# What the task asks:
Copy out word for word the stretch of lines from the start through the line containing "seafood-tower-stand-image bbox=[230, 1740, 418, 1921]".

★ ★ ★

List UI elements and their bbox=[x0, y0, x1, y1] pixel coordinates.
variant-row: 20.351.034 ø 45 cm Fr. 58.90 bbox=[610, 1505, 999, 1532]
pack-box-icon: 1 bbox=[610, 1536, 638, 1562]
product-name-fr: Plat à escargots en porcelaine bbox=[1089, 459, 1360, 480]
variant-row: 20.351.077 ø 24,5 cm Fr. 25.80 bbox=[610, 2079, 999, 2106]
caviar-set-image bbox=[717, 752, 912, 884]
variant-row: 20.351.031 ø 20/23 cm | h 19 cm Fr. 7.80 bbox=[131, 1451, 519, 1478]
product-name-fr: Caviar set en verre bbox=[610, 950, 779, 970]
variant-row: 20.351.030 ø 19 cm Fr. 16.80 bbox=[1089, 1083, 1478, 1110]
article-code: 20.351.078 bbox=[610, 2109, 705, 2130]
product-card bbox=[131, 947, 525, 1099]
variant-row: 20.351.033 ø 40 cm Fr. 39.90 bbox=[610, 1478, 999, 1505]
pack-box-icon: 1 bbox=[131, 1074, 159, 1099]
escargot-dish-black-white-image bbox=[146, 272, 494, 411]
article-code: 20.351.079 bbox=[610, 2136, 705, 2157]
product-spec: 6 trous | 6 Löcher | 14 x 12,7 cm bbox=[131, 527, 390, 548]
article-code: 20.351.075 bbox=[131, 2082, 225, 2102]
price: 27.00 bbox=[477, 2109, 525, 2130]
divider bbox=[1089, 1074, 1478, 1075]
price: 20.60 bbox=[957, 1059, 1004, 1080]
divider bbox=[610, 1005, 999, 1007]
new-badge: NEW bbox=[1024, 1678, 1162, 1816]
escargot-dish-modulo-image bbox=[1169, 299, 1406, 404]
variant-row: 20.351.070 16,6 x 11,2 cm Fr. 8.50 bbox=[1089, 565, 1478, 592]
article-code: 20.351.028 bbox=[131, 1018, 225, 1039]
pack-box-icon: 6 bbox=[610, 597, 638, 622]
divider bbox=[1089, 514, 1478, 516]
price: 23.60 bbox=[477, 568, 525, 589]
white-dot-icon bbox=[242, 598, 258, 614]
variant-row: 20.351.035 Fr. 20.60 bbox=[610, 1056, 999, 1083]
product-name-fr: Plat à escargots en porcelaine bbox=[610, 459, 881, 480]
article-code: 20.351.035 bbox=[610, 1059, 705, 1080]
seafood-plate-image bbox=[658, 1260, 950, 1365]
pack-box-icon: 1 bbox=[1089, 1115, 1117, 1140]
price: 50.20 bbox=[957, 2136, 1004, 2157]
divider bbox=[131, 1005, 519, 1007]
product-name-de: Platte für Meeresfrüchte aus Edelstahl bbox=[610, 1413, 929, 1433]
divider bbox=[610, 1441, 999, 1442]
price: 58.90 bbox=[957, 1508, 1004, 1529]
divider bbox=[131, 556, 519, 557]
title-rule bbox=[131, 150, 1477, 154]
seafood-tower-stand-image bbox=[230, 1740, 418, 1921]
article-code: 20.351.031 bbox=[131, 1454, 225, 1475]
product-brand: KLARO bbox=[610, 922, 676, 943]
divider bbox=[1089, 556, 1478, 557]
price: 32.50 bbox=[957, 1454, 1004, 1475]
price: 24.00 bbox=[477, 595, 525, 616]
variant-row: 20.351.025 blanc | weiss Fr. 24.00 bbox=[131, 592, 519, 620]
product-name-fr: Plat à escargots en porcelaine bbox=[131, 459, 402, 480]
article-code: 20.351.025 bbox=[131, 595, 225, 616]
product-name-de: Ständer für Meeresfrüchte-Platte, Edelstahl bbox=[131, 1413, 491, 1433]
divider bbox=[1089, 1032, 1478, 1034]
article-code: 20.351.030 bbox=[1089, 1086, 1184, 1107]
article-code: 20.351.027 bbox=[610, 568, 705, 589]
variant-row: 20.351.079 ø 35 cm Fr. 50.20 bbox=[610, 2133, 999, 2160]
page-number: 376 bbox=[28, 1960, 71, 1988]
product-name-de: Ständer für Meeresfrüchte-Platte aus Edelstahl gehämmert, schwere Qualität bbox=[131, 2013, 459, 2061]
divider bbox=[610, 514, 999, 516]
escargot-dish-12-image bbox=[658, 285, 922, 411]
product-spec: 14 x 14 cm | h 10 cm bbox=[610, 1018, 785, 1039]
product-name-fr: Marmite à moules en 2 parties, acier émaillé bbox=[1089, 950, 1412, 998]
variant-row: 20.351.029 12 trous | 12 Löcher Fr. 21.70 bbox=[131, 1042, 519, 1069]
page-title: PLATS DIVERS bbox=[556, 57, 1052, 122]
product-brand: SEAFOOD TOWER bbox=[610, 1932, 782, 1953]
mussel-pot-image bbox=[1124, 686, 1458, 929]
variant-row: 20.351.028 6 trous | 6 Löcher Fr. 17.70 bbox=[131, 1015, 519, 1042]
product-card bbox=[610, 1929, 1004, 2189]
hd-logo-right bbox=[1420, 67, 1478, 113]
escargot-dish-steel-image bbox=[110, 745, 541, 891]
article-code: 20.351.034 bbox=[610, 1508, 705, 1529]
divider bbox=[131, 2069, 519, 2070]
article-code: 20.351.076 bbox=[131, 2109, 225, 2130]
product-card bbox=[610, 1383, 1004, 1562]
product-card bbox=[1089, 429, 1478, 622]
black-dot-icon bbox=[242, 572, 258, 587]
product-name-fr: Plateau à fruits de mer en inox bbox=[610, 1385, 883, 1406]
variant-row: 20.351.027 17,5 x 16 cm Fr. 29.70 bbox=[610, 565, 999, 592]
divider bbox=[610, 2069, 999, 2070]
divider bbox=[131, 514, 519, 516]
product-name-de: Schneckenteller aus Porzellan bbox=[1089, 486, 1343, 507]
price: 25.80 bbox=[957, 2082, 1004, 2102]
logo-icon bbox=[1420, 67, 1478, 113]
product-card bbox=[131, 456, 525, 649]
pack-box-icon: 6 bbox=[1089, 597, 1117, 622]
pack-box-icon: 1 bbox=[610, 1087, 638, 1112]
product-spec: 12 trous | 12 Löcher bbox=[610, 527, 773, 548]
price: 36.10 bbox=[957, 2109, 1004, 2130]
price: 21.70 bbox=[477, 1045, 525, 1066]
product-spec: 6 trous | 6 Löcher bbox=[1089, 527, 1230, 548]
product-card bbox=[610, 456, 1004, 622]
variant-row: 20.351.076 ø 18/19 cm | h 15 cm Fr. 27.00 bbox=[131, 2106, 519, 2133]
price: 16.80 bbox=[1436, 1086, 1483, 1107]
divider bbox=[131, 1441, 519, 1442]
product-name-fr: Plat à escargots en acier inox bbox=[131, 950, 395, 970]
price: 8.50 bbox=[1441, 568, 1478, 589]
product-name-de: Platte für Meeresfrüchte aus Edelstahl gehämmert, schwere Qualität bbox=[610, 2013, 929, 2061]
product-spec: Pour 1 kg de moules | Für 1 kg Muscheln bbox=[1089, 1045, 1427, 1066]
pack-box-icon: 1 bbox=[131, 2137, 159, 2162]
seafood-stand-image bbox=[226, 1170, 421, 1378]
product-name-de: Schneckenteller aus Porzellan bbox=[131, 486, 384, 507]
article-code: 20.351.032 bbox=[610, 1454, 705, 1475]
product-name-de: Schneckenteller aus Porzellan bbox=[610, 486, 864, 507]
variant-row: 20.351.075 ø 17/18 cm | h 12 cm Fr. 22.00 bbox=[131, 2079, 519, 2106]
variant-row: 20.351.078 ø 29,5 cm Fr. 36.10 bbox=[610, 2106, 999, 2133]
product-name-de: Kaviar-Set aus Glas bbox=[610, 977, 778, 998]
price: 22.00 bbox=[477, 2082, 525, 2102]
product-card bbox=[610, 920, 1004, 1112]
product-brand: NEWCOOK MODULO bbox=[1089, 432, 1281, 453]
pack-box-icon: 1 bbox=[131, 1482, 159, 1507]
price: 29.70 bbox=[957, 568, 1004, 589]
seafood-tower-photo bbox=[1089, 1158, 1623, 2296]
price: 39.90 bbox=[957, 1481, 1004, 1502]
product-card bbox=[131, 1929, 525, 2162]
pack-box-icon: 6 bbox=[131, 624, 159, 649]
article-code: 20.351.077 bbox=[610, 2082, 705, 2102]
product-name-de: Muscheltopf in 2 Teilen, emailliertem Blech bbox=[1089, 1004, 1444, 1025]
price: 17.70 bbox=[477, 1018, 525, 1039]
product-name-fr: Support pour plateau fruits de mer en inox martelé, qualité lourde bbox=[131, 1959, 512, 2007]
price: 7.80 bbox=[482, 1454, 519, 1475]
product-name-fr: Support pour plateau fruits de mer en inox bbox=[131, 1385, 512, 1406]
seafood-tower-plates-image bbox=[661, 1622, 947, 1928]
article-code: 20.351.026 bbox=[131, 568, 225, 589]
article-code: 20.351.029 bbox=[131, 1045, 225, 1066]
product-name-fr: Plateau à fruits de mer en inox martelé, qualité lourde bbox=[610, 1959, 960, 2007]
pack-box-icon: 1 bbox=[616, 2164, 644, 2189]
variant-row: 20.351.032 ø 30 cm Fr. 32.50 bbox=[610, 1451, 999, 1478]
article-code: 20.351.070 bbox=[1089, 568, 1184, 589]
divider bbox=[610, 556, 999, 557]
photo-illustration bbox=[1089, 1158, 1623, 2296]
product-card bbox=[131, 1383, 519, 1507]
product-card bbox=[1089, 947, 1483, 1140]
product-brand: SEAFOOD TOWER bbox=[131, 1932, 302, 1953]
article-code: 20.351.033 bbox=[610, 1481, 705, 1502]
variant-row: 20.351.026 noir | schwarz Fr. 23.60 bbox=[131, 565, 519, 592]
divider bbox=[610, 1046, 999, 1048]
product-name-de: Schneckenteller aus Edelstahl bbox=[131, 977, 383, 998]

★ ★ ★

# Written response:
List UI elements and their bbox=[x0, y0, x1, y1] pixel coordinates.
variant-row: 20.351.034 ø 45 cm Fr. 58.90 bbox=[610, 1505, 999, 1532]
pack-box-icon: 1 bbox=[610, 1536, 638, 1562]
product-name-fr: Plat à escargots en porcelaine bbox=[1089, 459, 1360, 480]
variant-row: 20.351.077 ø 24,5 cm Fr. 25.80 bbox=[610, 2079, 999, 2106]
caviar-set-image bbox=[717, 752, 912, 884]
variant-row: 20.351.031 ø 20/23 cm | h 19 cm Fr. 7.80 bbox=[131, 1451, 519, 1478]
product-name-fr: Caviar set en verre bbox=[610, 950, 779, 970]
variant-row: 20.351.030 ø 19 cm Fr. 16.80 bbox=[1089, 1083, 1478, 1110]
article-code: 20.351.078 bbox=[610, 2109, 705, 2130]
product-card bbox=[131, 947, 525, 1099]
variant-row: 20.351.033 ø 40 cm Fr. 39.90 bbox=[610, 1478, 999, 1505]
pack-box-icon: 1 bbox=[131, 1074, 159, 1099]
escargot-dish-black-white-image bbox=[146, 272, 494, 411]
article-code: 20.351.079 bbox=[610, 2136, 705, 2157]
product-spec: 6 trous | 6 Löcher | 14 x 12,7 cm bbox=[131, 527, 390, 548]
article-code: 20.351.075 bbox=[131, 2082, 225, 2102]
price: 27.00 bbox=[477, 2109, 525, 2130]
divider bbox=[1089, 1074, 1478, 1075]
price: 20.60 bbox=[957, 1059, 1004, 1080]
divider bbox=[610, 1005, 999, 1007]
new-badge: NEW bbox=[1024, 1678, 1162, 1816]
escargot-dish-modulo-image bbox=[1169, 299, 1406, 404]
variant-row: 20.351.070 16,6 x 11,2 cm Fr. 8.50 bbox=[1089, 565, 1478, 592]
article-code: 20.351.028 bbox=[131, 1018, 225, 1039]
pack-box-icon: 6 bbox=[610, 597, 638, 622]
divider bbox=[1089, 514, 1478, 516]
price: 23.60 bbox=[477, 568, 525, 589]
white-dot-icon bbox=[242, 598, 258, 614]
variant-row: 20.351.035 Fr. 20.60 bbox=[610, 1056, 999, 1083]
product-name-fr: Plat à escargots en porcelaine bbox=[610, 459, 881, 480]
article-code: 20.351.035 bbox=[610, 1059, 705, 1080]
seafood-plate-image bbox=[658, 1260, 950, 1365]
pack-box-icon: 1 bbox=[1089, 1115, 1117, 1140]
price: 50.20 bbox=[957, 2136, 1004, 2157]
divider bbox=[131, 1005, 519, 1007]
product-name-de: Platte für Meeresfrüchte aus Edelstahl bbox=[610, 1413, 929, 1433]
divider bbox=[610, 1441, 999, 1442]
price: 58.90 bbox=[957, 1508, 1004, 1529]
divider bbox=[131, 556, 519, 557]
title-rule bbox=[131, 150, 1477, 154]
seafood-tower-stand-image bbox=[230, 1740, 418, 1921]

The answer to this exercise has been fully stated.